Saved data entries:

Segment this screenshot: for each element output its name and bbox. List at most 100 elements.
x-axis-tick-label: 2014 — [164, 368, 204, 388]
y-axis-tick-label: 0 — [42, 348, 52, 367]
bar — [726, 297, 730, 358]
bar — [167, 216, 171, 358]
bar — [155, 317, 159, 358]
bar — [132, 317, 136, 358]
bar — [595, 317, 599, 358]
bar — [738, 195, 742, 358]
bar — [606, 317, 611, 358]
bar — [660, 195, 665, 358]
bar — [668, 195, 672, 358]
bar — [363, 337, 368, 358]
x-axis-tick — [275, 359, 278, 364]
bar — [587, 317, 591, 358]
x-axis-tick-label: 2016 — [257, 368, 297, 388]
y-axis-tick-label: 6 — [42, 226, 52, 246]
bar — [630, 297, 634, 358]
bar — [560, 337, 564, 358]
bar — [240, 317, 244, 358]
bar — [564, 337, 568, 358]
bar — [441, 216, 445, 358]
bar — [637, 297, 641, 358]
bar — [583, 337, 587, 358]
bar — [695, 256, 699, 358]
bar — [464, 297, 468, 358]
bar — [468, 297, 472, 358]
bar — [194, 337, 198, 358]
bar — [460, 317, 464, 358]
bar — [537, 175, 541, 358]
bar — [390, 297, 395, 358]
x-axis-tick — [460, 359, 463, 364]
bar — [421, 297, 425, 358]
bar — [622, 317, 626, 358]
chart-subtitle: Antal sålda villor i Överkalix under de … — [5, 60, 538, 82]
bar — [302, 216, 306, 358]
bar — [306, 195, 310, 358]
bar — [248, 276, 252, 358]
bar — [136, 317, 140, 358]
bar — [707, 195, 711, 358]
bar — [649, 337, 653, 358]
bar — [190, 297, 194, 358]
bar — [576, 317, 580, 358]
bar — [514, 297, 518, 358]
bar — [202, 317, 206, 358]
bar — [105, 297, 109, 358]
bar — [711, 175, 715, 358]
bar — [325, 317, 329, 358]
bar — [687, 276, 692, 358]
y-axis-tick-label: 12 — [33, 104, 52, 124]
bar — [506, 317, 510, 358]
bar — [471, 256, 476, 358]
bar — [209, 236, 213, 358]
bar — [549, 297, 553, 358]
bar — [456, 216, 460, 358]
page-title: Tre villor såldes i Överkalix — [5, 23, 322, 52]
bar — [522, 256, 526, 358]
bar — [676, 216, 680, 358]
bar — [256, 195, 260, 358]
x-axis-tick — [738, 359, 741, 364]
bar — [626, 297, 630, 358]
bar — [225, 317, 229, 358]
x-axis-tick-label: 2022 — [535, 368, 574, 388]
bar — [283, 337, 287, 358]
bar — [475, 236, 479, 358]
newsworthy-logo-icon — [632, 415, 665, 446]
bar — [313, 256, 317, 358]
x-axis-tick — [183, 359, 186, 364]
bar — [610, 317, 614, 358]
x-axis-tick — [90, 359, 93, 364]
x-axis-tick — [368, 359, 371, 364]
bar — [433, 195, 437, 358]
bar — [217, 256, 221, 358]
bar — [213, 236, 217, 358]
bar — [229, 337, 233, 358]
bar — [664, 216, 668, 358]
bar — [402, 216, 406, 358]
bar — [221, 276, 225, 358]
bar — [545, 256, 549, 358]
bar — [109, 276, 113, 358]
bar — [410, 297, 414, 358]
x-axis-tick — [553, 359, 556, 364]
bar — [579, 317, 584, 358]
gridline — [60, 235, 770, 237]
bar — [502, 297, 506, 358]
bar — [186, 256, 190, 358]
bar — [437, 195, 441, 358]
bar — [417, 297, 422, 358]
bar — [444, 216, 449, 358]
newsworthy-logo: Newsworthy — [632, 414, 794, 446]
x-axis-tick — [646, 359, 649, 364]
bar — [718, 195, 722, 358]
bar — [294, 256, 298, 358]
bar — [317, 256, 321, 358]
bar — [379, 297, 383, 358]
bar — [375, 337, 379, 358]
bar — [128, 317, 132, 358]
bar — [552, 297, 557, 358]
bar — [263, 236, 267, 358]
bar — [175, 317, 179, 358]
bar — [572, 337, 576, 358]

### PROMPT
Copy this material line for line, with no changes.

### IN RESPONSE
Segment this screenshot: for each element output its name and bbox. List at most 100 elements.
x-axis-tick-label: 2014 — [164, 368, 204, 388]
y-axis-tick-label: 0 — [42, 348, 52, 367]
bar — [726, 297, 730, 358]
bar — [167, 216, 171, 358]
bar — [155, 317, 159, 358]
bar — [132, 317, 136, 358]
bar — [595, 317, 599, 358]
bar — [738, 195, 742, 358]
bar — [606, 317, 611, 358]
bar — [660, 195, 665, 358]
bar — [668, 195, 672, 358]
bar — [363, 337, 368, 358]
x-axis-tick — [275, 359, 278, 364]
bar — [587, 317, 591, 358]
x-axis-tick-label: 2016 — [257, 368, 297, 388]
y-axis-tick-label: 6 — [42, 226, 52, 246]
bar — [630, 297, 634, 358]
bar — [560, 337, 564, 358]
bar — [240, 317, 244, 358]
bar — [564, 337, 568, 358]
bar — [441, 216, 445, 358]
bar — [637, 297, 641, 358]
bar — [583, 337, 587, 358]
bar — [695, 256, 699, 358]
bar — [464, 297, 468, 358]
bar — [468, 297, 472, 358]
bar — [194, 337, 198, 358]
bar — [460, 317, 464, 358]
bar — [537, 175, 541, 358]
bar — [390, 297, 395, 358]
x-axis-tick — [460, 359, 463, 364]
bar — [421, 297, 425, 358]
bar — [622, 317, 626, 358]
chart-subtitle: Antal sålda villor i Överkalix under de … — [5, 60, 538, 82]
bar — [302, 216, 306, 358]
bar — [306, 195, 310, 358]
bar — [248, 276, 252, 358]
bar — [136, 317, 140, 358]
bar — [707, 195, 711, 358]
bar — [649, 337, 653, 358]
bar — [190, 297, 194, 358]
bar — [576, 317, 580, 358]
bar — [514, 297, 518, 358]
bar — [202, 317, 206, 358]
bar — [105, 297, 109, 358]
bar — [711, 175, 715, 358]
bar — [325, 317, 329, 358]
bar — [687, 276, 692, 358]
y-axis-tick-label: 12 — [33, 104, 52, 124]
bar — [506, 317, 510, 358]
bar — [471, 256, 476, 358]
bar — [209, 236, 213, 358]
bar — [549, 297, 553, 358]
bar — [456, 216, 460, 358]
page-title: Tre villor såldes i Överkalix — [5, 23, 322, 52]
bar — [522, 256, 526, 358]
bar — [676, 216, 680, 358]
bar — [256, 195, 260, 358]
x-axis-tick — [738, 359, 741, 364]
bar — [626, 297, 630, 358]
bar — [225, 317, 229, 358]
x-axis-tick-label: 2022 — [535, 368, 574, 388]
bar — [283, 337, 287, 358]
bar — [475, 236, 479, 358]
newsworthy-logo-icon — [632, 415, 665, 446]
bar — [313, 256, 317, 358]
x-axis-tick — [183, 359, 186, 364]
bar — [610, 317, 614, 358]
x-axis-tick — [90, 359, 93, 364]
x-axis-tick — [368, 359, 371, 364]
bar — [433, 195, 437, 358]
bar — [217, 256, 221, 358]
bar — [213, 236, 217, 358]
bar — [229, 337, 233, 358]
bar — [664, 216, 668, 358]
bar — [402, 216, 406, 358]
bar — [221, 276, 225, 358]
bar — [545, 256, 549, 358]
bar — [109, 276, 113, 358]
bar — [410, 297, 414, 358]
x-axis-tick — [553, 359, 556, 364]
bar — [579, 317, 584, 358]
gridline — [60, 235, 770, 237]
bar — [502, 297, 506, 358]
bar — [186, 256, 190, 358]
bar — [437, 195, 441, 358]
bar — [417, 297, 422, 358]
bar — [444, 216, 449, 358]
newsworthy-logo: Newsworthy — [632, 414, 794, 446]
x-axis-tick — [646, 359, 649, 364]
bar — [718, 195, 722, 358]
bar — [294, 256, 298, 358]
bar — [317, 256, 321, 358]
bar — [379, 297, 383, 358]
bar — [375, 337, 379, 358]
bar — [128, 317, 132, 358]
bar — [552, 297, 557, 358]
bar — [263, 236, 267, 358]
bar — [175, 317, 179, 358]
bar — [572, 337, 576, 358]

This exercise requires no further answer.